■ **Given information**:
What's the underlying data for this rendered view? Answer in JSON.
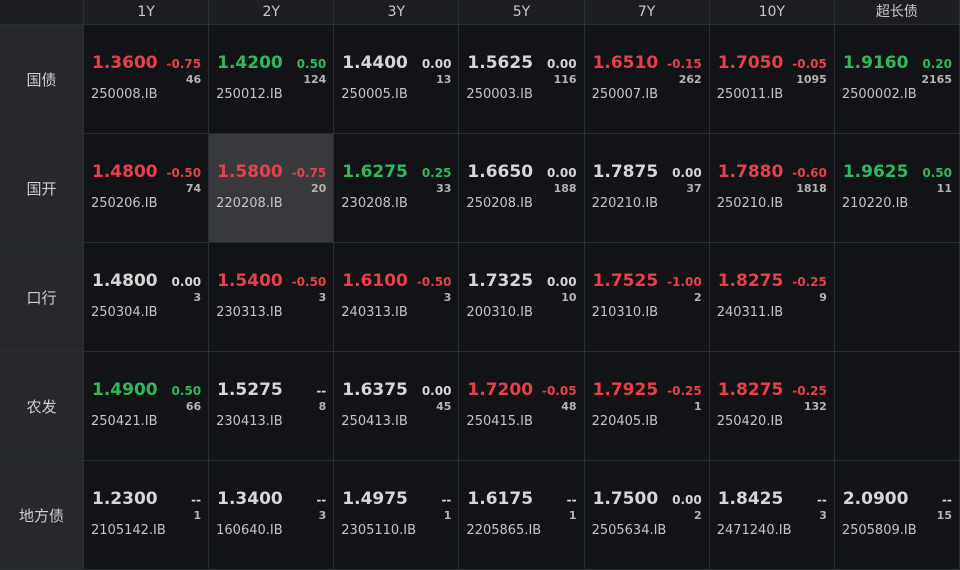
{
  "table": {
    "columns": [
      "1Y",
      "2Y",
      "3Y",
      "5Y",
      "7Y",
      "10Y",
      "超长债"
    ],
    "rows": [
      {
        "label": "国债",
        "cells": [
          {
            "price": "1.3600",
            "change": "-0.75",
            "volume": 46,
            "code": "250008.IB",
            "color": "#e8404a"
          },
          {
            "price": "1.4200",
            "change": "0.50",
            "volume": 124,
            "code": "250012.IB",
            "color": "#2fb85c"
          },
          {
            "price": "1.4400",
            "change": "0.00",
            "volume": 13,
            "code": "250005.IB",
            "color": "#d6d6d6"
          },
          {
            "price": "1.5625",
            "change": "0.00",
            "volume": 116,
            "code": "250003.IB",
            "color": "#d6d6d6"
          },
          {
            "price": "1.6510",
            "change": "-0.15",
            "volume": 262,
            "code": "250007.IB",
            "color": "#e8404a"
          },
          {
            "price": "1.7050",
            "change": "-0.05",
            "volume": 1095,
            "code": "250011.IB",
            "color": "#e8404a"
          },
          {
            "price": "1.9160",
            "change": "0.20",
            "volume": 2165,
            "code": "2500002.IB",
            "color": "#2fb85c"
          }
        ]
      },
      {
        "label": "国开",
        "cells": [
          {
            "price": "1.4800",
            "change": "-0.50",
            "volume": 74,
            "code": "250206.IB",
            "color": "#e8404a"
          },
          {
            "price": "1.5800",
            "change": "-0.75",
            "volume": 20,
            "code": "220208.IB",
            "color": "#e8404a",
            "selected": true
          },
          {
            "price": "1.6275",
            "change": "0.25",
            "volume": 33,
            "code": "230208.IB",
            "color": "#2fb85c"
          },
          {
            "price": "1.6650",
            "change": "0.00",
            "volume": 188,
            "code": "250208.IB",
            "color": "#d6d6d6"
          },
          {
            "price": "1.7875",
            "change": "0.00",
            "volume": 37,
            "code": "220210.IB",
            "color": "#d6d6d6"
          },
          {
            "price": "1.7880",
            "change": "-0.60",
            "volume": 1818,
            "code": "250210.IB",
            "color": "#e8404a"
          },
          {
            "price": "1.9625",
            "change": "0.50",
            "volume": 11,
            "code": "210220.IB",
            "color": "#2fb85c"
          }
        ]
      },
      {
        "label": "口行",
        "cells": [
          {
            "price": "1.4800",
            "change": "0.00",
            "volume": 3,
            "code": "250304.IB",
            "color": "#d6d6d6"
          },
          {
            "price": "1.5400",
            "change": "-0.50",
            "volume": 3,
            "code": "230313.IB",
            "color": "#e8404a"
          },
          {
            "price": "1.6100",
            "change": "-0.50",
            "volume": 3,
            "code": "240313.IB",
            "color": "#e8404a"
          },
          {
            "price": "1.7325",
            "change": "0.00",
            "volume": 10,
            "code": "200310.IB",
            "color": "#d6d6d6"
          },
          {
            "price": "1.7525",
            "change": "-1.00",
            "volume": 2,
            "code": "210310.IB",
            "color": "#e8404a"
          },
          {
            "price": "1.8275",
            "change": "-0.25",
            "volume": 9,
            "code": "240311.IB",
            "color": "#e8404a"
          },
          null
        ]
      },
      {
        "label": "农发",
        "cells": [
          {
            "price": "1.4900",
            "change": "0.50",
            "volume": 66,
            "code": "250421.IB",
            "color": "#2fb85c"
          },
          {
            "price": "1.5275",
            "change": "--",
            "volume": 8,
            "code": "230413.IB",
            "color": "#d6d6d6"
          },
          {
            "price": "1.6375",
            "change": "0.00",
            "volume": 45,
            "code": "250413.IB",
            "color": "#d6d6d6"
          },
          {
            "price": "1.7200",
            "change": "-0.05",
            "volume": 48,
            "code": "250415.IB",
            "color": "#e8404a"
          },
          {
            "price": "1.7925",
            "change": "-0.25",
            "volume": 1,
            "code": "220405.IB",
            "color": "#e8404a"
          },
          {
            "price": "1.8275",
            "change": "-0.25",
            "volume": 132,
            "code": "250420.IB",
            "color": "#e8404a"
          },
          null
        ]
      },
      {
        "label": "地方债",
        "cells": [
          {
            "price": "1.2300",
            "change": "--",
            "volume": 1,
            "code": "2105142.IB",
            "color": "#d6d6d6"
          },
          {
            "price": "1.3400",
            "change": "--",
            "volume": 3,
            "code": "160640.IB",
            "color": "#d6d6d6"
          },
          {
            "price": "1.4975",
            "change": "--",
            "volume": 1,
            "code": "2305110.IB",
            "color": "#d6d6d6"
          },
          {
            "price": "1.6175",
            "change": "--",
            "volume": 1,
            "code": "2205865.IB",
            "color": "#d6d6d6"
          },
          {
            "price": "1.7500",
            "change": "0.00",
            "volume": 2,
            "code": "2505634.IB",
            "color": "#d6d6d6"
          },
          {
            "price": "1.8425",
            "change": "--",
            "volume": 3,
            "code": "2471240.IB",
            "color": "#d6d6d6"
          },
          {
            "price": "2.0900",
            "change": "--",
            "volume": 15,
            "code": "2505809.IB",
            "color": "#d6d6d6"
          }
        ]
      }
    ]
  }
}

■ **Work to do**: Check each line of the data above for the word "label" and say how many lines contain it, giving nothing besides the number.

■ **Answer to the task**: 5